Supplied information:
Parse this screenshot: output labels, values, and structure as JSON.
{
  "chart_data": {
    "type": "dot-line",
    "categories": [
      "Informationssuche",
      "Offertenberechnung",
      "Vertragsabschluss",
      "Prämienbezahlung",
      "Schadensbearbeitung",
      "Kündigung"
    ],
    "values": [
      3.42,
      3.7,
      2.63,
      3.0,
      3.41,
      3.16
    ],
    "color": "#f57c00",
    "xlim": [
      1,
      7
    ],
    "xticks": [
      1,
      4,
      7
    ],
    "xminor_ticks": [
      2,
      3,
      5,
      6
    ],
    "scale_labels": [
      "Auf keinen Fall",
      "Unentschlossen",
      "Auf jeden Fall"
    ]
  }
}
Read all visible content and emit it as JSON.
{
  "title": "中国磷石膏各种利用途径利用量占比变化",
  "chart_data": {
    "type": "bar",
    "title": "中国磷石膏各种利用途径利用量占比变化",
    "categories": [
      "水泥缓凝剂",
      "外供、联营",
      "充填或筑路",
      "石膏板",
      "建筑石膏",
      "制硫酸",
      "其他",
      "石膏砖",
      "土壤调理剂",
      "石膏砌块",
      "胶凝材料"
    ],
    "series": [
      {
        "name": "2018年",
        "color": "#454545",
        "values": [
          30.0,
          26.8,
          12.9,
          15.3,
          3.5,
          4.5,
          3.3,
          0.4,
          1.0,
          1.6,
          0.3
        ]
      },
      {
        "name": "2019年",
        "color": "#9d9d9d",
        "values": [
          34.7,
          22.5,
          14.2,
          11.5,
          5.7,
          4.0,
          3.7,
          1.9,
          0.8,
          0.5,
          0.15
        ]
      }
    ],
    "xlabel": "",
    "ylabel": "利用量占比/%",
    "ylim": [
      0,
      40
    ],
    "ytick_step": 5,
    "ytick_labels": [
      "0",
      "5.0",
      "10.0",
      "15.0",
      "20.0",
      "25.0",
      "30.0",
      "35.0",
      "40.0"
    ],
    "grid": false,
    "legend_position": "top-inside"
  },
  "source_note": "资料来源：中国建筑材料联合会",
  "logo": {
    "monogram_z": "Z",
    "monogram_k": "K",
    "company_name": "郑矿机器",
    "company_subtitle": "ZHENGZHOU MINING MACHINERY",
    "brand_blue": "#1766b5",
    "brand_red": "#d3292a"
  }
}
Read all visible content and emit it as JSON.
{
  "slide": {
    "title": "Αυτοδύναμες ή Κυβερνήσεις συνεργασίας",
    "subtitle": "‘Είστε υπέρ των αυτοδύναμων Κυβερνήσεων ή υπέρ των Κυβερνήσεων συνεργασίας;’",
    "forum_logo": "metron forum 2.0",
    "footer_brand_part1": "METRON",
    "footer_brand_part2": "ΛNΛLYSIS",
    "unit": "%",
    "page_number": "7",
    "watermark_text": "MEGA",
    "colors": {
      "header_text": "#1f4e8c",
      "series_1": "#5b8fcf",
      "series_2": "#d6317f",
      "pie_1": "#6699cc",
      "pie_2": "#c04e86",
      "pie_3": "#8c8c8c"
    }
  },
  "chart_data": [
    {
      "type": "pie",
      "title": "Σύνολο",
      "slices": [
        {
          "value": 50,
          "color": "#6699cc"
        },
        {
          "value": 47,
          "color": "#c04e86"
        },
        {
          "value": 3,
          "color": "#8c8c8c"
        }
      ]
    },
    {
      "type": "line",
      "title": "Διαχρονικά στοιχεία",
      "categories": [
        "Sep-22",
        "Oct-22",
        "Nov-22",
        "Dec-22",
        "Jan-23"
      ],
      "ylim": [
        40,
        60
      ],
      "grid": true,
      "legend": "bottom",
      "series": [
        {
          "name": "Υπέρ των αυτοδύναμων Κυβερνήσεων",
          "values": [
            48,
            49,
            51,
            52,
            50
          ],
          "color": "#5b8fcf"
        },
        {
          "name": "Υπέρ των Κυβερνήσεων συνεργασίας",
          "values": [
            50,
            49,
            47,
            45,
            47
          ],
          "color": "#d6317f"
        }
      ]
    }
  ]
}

Task directions: Reproduce the data in full, exactly as presented.

Exercise response:
Parse this screenshot: output labels, values, and structure as JSON.
{
  "chart_data": {
    "type": "dot-line",
    "categories": [
      "Informationssuche",
      "Offertenberechnung",
      "Vertragsabschluss",
      "Prämienbezahlung",
      "Schadensbearbeitung",
      "Kündigung"
    ],
    "values": [
      3.42,
      3.7,
      2.63,
      3.0,
      3.41,
      3.16
    ],
    "color": "#f57c00",
    "xlim": [
      1,
      7
    ],
    "xticks": [
      1,
      4,
      7
    ],
    "xminor_ticks": [
      2,
      3,
      5,
      6
    ],
    "scale_labels": [
      "Auf keinen Fall",
      "Unentschlossen",
      "Auf jeden Fall"
    ]
  }
}
Read all visible content and emit it as JSON.
{
  "title": "中国磷石膏各种利用途径利用量占比变化",
  "chart_data": {
    "type": "bar",
    "title": "中国磷石膏各种利用途径利用量占比变化",
    "categories": [
      "水泥缓凝剂",
      "外供、联营",
      "充填或筑路",
      "石膏板",
      "建筑石膏",
      "制硫酸",
      "其他",
      "石膏砖",
      "土壤调理剂",
      "石膏砌块",
      "胶凝材料"
    ],
    "series": [
      {
        "name": "2018年",
        "color": "#454545",
        "values": [
          30.0,
          26.8,
          12.9,
          15.3,
          3.5,
          4.5,
          3.3,
          0.4,
          1.0,
          1.6,
          0.3
        ]
      },
      {
        "name": "2019年",
        "color": "#9d9d9d",
        "values": [
          34.7,
          22.5,
          14.2,
          11.5,
          5.7,
          4.0,
          3.7,
          1.9,
          0.8,
          0.5,
          0.15
        ]
      }
    ],
    "xlabel": "",
    "ylabel": "利用量占比/%",
    "ylim": [
      0,
      40
    ],
    "ytick_step": 5,
    "ytick_labels": [
      "0",
      "5.0",
      "10.0",
      "15.0",
      "20.0",
      "25.0",
      "30.0",
      "35.0",
      "40.0"
    ],
    "grid": false,
    "legend_position": "top-inside"
  },
  "source_note": "资料来源：中国建筑材料联合会",
  "logo": {
    "monogram_z": "Z",
    "monogram_k": "K",
    "company_name": "郑矿机器",
    "company_subtitle": "ZHENGZHOU MINING MACHINERY",
    "brand_blue": "#1766b5",
    "brand_red": "#d3292a"
  }
}
Read all visible content and emit it as JSON.
{
  "slide": {
    "title": "Αυτοδύναμες ή Κυβερνήσεις συνεργασίας",
    "subtitle": "‘Είστε υπέρ των αυτοδύναμων Κυβερνήσεων ή υπέρ των Κυβερνήσεων συνεργασίας;’",
    "forum_logo": "metron forum 2.0",
    "footer_brand_part1": "METRON",
    "footer_brand_part2": "ΛNΛLYSIS",
    "unit": "%",
    "page_number": "7",
    "watermark_text": "MEGA",
    "colors": {
      "header_text": "#1f4e8c",
      "series_1": "#5b8fcf",
      "series_2": "#d6317f",
      "pie_1": "#6699cc",
      "pie_2": "#c04e86",
      "pie_3": "#8c8c8c"
    }
  },
  "chart_data": [
    {
      "type": "pie",
      "title": "Σύνολο",
      "slices": [
        {
          "value": 50,
          "color": "#6699cc"
        },
        {
          "value": 47,
          "color": "#c04e86"
        },
        {
          "value": 3,
          "color": "#8c8c8c"
        }
      ]
    },
    {
      "type": "line",
      "title": "Διαχρονικά στοιχεία",
      "categories": [
        "Sep-22",
        "Oct-22",
        "Nov-22",
        "Dec-22",
        "Jan-23"
      ],
      "ylim": [
        40,
        60
      ],
      "grid": true,
      "legend": "bottom",
      "series": [
        {
          "name": "Υπέρ των αυτοδύναμων Κυβερνήσεων",
          "values": [
            48,
            49,
            51,
            52,
            50
          ],
          "color": "#5b8fcf"
        },
        {
          "name": "Υπέρ των Κυβερνήσεων συνεργασίας",
          "values": [
            50,
            49,
            47,
            45,
            47
          ],
          "color": "#d6317f"
        }
      ]
    }
  ]
}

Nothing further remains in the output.